**AIM OF THE TASK:** Every line that holds "Tenses" should be shown.

(Dataset excerpt)
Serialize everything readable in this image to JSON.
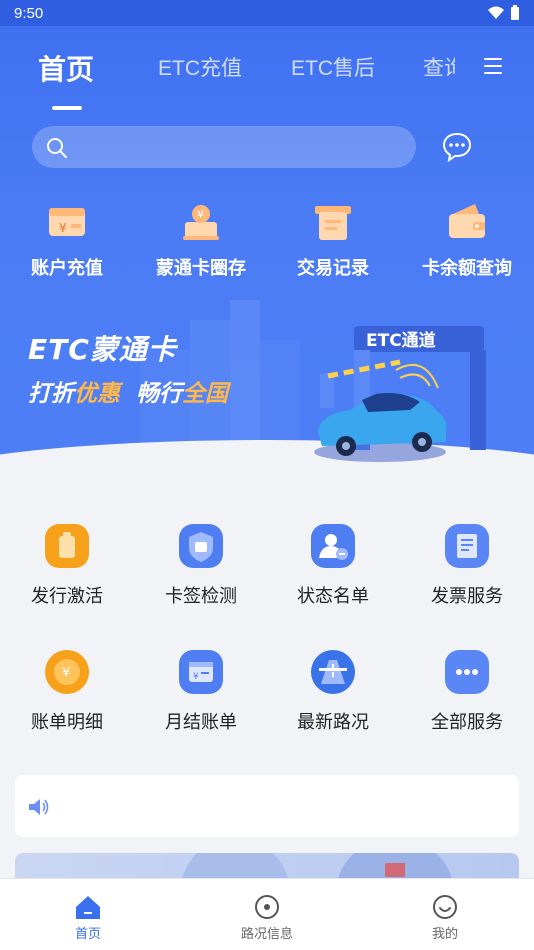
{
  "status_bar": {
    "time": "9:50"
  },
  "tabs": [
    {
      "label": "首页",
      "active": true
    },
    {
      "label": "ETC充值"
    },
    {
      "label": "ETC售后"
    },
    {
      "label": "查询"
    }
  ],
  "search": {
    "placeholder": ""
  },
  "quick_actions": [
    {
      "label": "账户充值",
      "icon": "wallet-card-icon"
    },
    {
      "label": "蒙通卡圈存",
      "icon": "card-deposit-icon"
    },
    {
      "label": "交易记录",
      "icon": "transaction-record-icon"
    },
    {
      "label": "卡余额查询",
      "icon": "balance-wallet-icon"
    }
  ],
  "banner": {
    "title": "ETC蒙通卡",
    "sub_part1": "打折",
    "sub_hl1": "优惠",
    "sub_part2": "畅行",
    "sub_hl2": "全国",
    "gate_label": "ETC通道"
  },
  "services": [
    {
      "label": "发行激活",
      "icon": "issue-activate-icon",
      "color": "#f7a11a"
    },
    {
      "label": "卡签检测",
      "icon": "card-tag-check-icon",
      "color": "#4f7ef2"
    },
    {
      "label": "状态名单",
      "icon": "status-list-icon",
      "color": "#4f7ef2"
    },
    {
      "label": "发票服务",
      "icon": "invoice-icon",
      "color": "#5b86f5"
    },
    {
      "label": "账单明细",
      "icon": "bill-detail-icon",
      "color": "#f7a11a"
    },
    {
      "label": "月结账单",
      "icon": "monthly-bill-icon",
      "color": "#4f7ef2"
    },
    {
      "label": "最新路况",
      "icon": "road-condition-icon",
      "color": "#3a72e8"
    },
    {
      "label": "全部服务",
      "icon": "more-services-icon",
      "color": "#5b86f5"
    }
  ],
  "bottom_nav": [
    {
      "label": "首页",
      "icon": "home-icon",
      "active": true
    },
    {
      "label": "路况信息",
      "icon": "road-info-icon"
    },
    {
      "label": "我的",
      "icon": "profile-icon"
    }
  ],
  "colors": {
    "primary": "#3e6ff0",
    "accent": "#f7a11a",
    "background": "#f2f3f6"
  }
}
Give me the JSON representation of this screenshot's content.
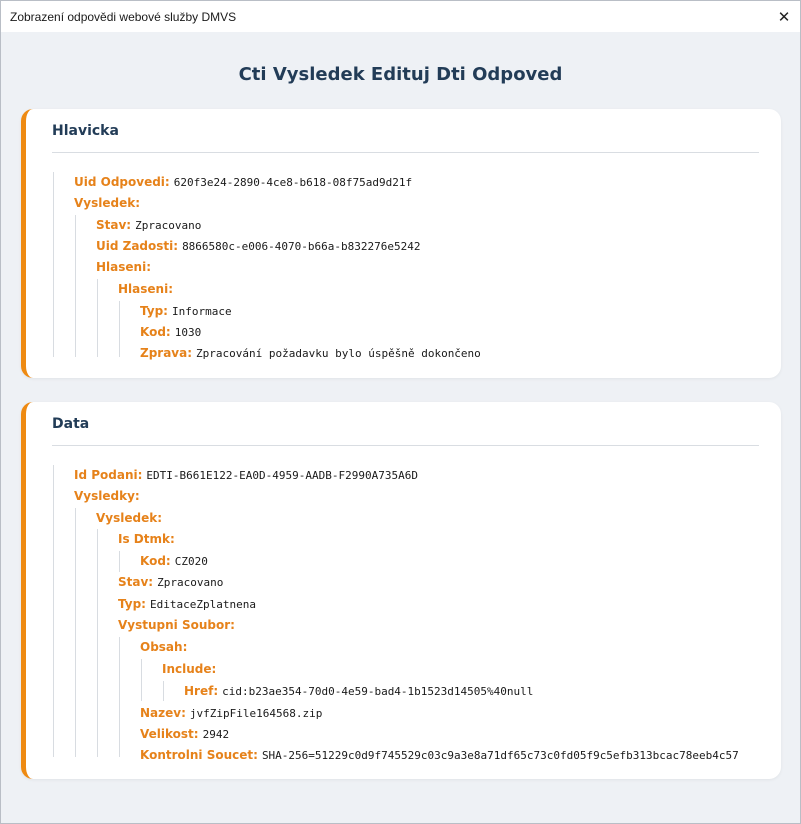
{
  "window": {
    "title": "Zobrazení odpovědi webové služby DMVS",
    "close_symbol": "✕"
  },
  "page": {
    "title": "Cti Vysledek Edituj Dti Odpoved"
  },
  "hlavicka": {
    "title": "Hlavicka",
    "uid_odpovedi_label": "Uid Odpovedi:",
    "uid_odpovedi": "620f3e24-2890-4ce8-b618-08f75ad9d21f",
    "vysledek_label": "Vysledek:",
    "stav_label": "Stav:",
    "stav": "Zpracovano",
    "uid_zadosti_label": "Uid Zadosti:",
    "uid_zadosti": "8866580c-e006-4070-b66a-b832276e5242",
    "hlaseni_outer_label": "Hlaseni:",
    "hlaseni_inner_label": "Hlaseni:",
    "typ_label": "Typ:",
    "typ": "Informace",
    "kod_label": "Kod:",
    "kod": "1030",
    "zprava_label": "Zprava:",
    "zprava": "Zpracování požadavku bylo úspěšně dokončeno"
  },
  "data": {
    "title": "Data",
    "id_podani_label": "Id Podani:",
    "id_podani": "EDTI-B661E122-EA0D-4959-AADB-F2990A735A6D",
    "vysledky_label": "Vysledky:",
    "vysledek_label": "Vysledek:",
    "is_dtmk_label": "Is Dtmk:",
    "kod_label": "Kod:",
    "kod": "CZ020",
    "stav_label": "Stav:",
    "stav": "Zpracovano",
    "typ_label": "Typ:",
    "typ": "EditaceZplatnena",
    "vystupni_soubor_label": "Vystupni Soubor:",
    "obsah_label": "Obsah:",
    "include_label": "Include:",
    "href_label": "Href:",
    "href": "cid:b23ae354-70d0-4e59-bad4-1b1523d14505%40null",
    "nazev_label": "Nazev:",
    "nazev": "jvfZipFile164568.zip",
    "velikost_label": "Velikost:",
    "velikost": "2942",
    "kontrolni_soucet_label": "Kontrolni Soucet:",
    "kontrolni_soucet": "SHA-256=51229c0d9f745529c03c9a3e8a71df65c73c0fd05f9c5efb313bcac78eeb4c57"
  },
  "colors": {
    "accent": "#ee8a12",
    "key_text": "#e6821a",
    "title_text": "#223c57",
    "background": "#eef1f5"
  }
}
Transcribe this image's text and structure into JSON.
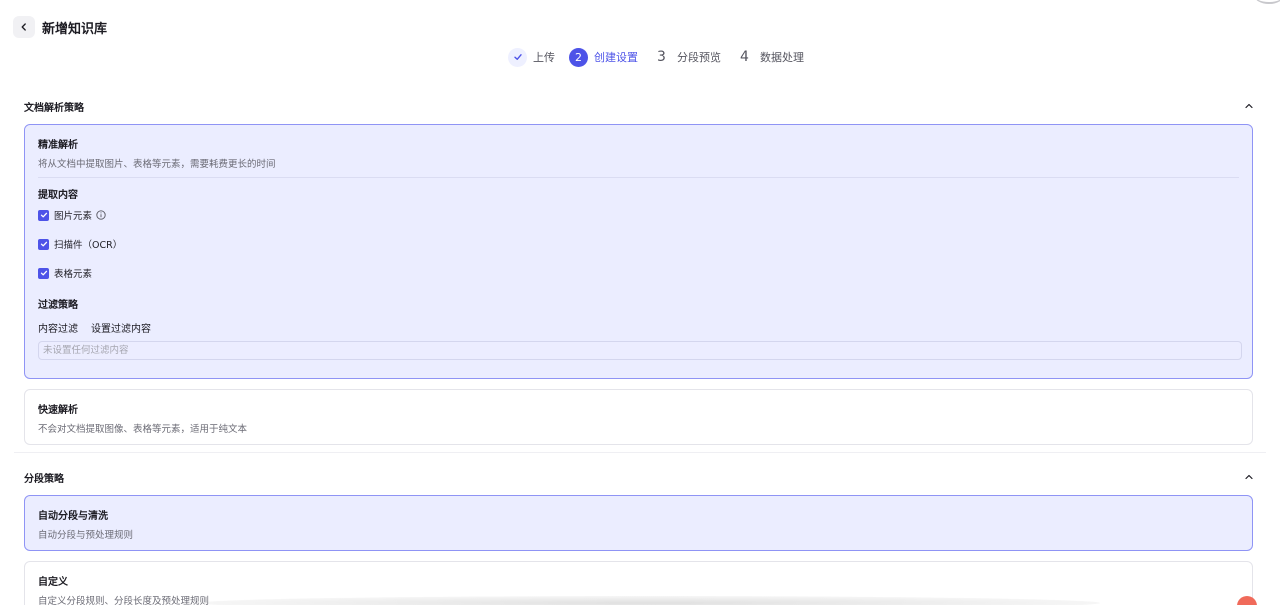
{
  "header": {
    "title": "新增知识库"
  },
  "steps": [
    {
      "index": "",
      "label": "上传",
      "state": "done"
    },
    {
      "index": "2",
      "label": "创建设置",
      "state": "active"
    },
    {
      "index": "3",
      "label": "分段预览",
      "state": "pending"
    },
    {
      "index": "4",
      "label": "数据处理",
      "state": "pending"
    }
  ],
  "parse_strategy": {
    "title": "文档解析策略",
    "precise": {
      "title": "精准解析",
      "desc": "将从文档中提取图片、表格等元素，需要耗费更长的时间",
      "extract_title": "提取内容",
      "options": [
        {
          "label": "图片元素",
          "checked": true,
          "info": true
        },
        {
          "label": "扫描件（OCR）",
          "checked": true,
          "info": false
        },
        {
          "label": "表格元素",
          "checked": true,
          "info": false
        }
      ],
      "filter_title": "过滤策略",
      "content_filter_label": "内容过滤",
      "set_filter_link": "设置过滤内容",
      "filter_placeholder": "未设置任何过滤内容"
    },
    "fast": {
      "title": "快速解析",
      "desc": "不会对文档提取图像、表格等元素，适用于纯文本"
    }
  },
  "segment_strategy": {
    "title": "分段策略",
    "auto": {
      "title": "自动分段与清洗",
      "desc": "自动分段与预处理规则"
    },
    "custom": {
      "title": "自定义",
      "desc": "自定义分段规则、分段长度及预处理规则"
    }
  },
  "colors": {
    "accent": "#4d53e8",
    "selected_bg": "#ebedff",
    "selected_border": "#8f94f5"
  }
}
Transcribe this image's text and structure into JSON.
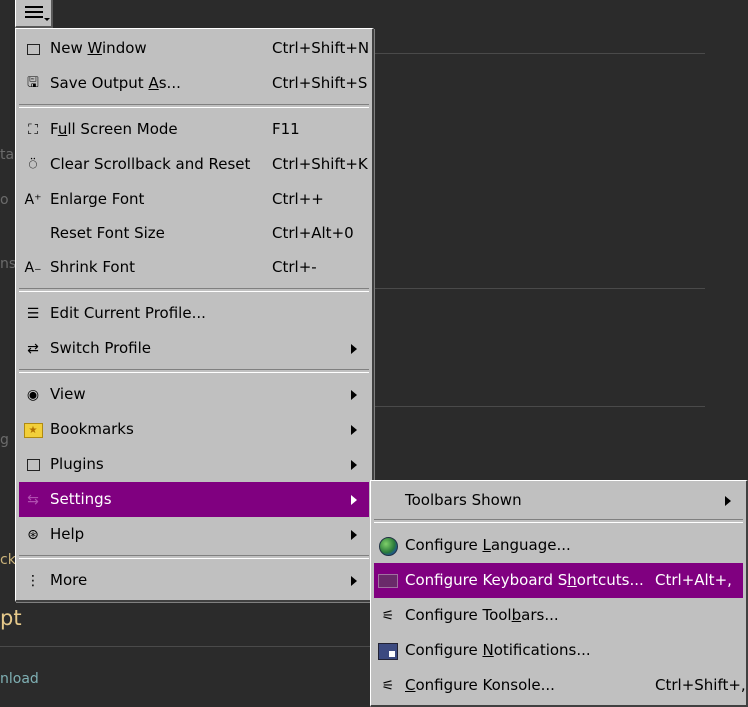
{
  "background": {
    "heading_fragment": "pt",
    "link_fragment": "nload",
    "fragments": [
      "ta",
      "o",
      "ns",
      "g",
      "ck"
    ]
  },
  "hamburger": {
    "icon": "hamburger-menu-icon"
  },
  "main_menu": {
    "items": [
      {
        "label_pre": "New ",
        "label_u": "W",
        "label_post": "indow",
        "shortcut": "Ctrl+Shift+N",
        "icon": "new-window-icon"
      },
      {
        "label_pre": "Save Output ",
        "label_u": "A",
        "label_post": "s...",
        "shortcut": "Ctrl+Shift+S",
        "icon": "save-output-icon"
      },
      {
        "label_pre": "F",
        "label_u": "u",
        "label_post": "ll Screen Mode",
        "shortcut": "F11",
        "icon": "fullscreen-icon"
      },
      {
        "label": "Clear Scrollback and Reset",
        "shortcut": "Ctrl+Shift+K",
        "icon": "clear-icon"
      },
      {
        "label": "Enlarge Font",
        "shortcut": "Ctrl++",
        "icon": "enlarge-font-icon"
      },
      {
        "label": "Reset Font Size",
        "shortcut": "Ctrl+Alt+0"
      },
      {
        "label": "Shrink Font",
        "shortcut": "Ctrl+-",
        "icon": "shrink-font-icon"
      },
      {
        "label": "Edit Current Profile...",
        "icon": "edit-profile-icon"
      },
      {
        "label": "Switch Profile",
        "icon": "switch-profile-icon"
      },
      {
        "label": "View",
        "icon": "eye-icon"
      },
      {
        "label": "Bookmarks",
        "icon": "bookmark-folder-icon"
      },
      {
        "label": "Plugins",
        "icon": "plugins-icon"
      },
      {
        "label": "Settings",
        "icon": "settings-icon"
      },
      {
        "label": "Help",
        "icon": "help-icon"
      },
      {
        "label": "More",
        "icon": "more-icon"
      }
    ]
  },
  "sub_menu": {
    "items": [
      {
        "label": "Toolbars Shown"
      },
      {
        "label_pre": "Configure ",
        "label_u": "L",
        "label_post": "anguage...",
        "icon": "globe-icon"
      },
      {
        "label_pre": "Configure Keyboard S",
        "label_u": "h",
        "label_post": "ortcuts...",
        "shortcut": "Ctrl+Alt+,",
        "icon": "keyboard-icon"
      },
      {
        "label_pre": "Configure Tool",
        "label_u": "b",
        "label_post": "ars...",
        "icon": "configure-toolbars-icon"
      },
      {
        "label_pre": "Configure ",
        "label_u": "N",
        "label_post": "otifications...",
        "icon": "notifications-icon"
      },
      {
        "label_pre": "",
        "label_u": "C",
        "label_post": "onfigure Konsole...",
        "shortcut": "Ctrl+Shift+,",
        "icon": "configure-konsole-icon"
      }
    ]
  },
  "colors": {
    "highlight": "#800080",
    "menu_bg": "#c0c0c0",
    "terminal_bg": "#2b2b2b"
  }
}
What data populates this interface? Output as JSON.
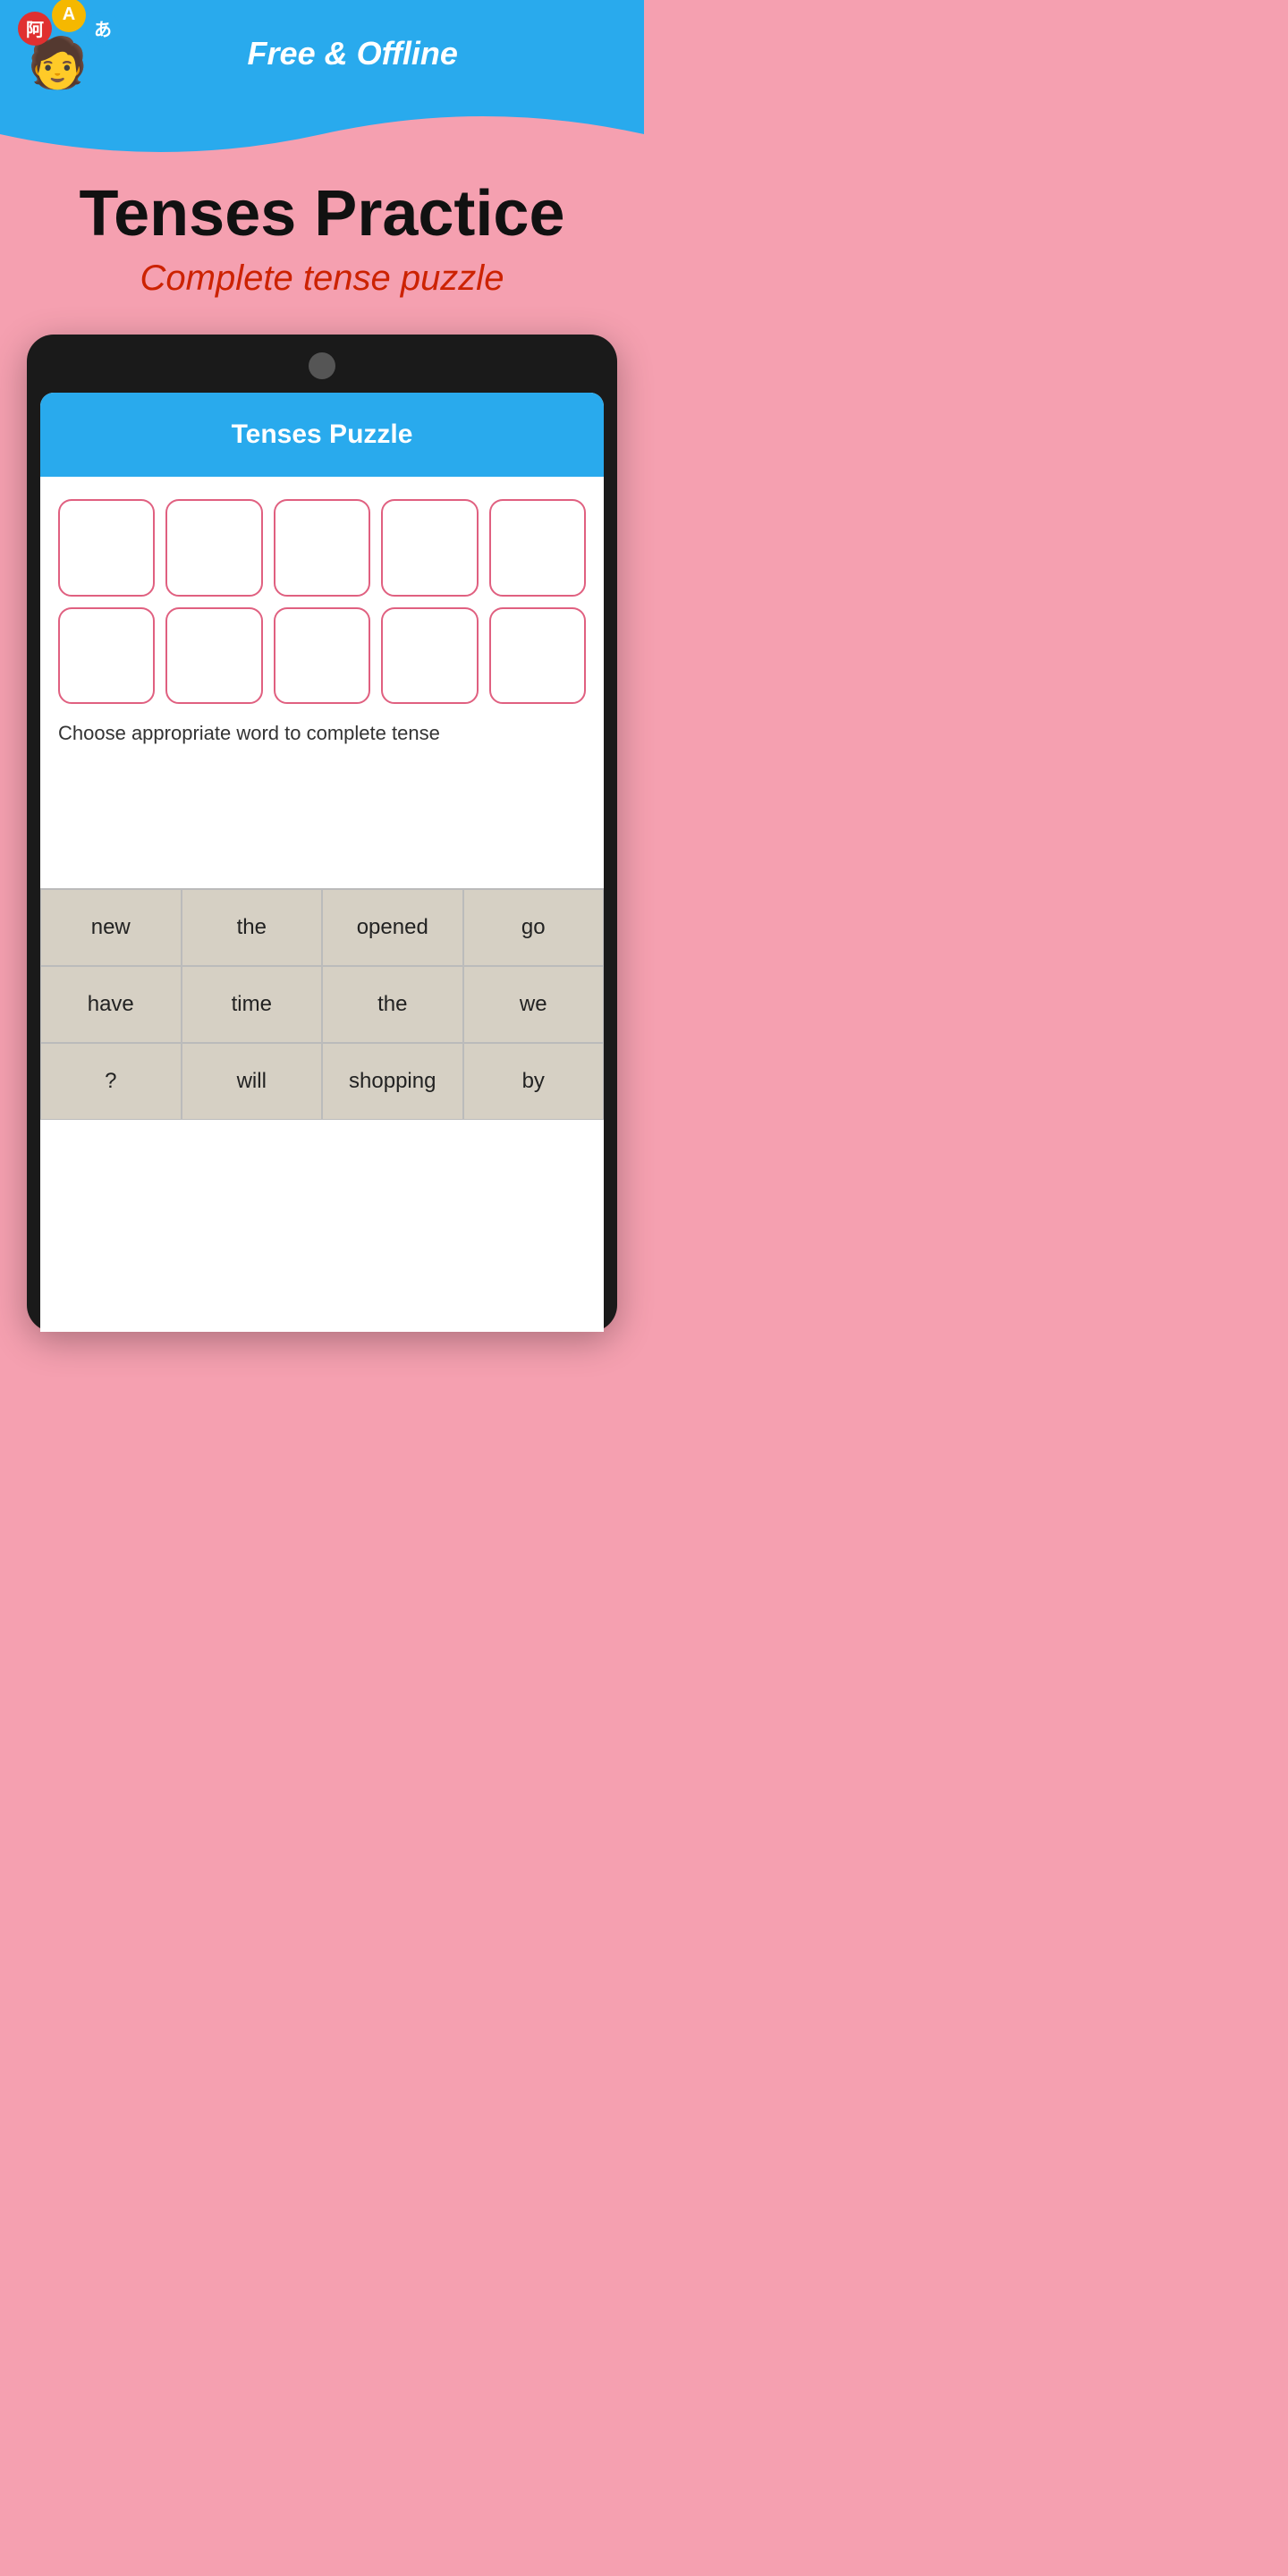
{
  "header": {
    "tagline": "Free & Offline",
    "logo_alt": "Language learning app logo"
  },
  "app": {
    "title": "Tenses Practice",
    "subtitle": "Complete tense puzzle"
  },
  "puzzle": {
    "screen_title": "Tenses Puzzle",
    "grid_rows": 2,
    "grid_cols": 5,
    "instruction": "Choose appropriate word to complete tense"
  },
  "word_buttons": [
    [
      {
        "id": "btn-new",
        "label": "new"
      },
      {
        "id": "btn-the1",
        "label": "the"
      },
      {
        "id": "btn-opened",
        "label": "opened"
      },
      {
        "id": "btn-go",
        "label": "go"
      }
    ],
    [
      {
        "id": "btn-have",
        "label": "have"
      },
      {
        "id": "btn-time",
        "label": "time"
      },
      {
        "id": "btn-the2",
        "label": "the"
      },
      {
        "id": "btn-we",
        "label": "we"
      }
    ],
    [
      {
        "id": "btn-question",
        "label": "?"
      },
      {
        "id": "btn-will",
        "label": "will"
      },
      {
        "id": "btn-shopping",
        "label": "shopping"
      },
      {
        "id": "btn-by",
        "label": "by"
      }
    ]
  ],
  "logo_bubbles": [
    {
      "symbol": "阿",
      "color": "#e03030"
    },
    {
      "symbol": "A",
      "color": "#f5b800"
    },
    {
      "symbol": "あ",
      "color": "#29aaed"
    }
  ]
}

**RESULT FOR THIS EXERCISE:**
    "title": "Tenses Practice",
    "screen_title": "Tenses Puzzle",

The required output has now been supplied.